# Given data:
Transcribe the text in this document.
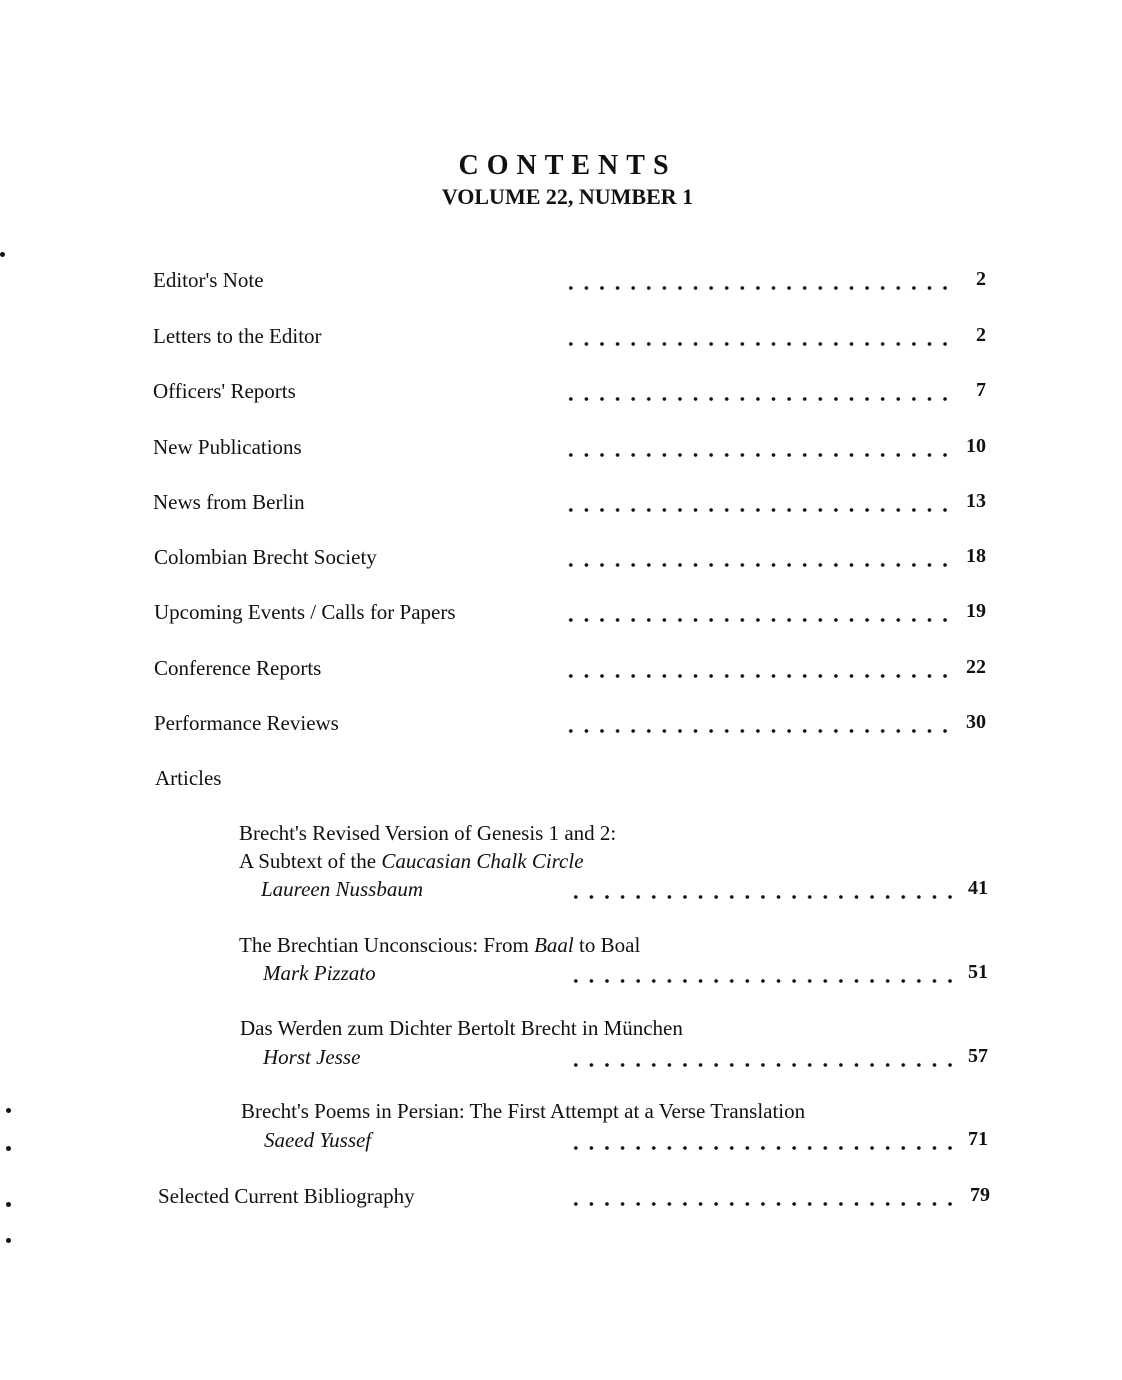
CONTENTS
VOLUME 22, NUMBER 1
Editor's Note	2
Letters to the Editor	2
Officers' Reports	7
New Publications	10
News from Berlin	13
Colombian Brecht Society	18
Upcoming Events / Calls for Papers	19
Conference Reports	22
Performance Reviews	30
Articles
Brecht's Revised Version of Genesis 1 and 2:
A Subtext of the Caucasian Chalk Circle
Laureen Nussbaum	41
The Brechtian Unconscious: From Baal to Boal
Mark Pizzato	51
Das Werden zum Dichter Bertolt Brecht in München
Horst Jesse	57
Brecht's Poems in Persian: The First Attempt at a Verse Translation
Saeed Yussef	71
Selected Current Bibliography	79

# Required work:
Your answer must be an exact copy of the data above, minus its pictures.

# Solution:
Transcribe the text in this document.
CONTENTS
VOLUME 22, NUMBER 1
Editor's Note	2
Letters to the Editor	2
Officers' Reports	7
New Publications	10
News from Berlin	13
Colombian Brecht Society	18
Upcoming Events / Calls for Papers	19
Conference Reports	22
Performance Reviews	30
Articles
Brecht's Revised Version of Genesis 1 and 2:
A Subtext of the Caucasian Chalk Circle
Laureen Nussbaum	41
The Brechtian Unconscious: From Baal to Boal
Mark Pizzato	51
Das Werden zum Dichter Bertolt Brecht in München
Horst Jesse	57
Brecht's Poems in Persian: The First Attempt at a Verse Translation
Saeed Yussef	71
Selected Current Bibliography	79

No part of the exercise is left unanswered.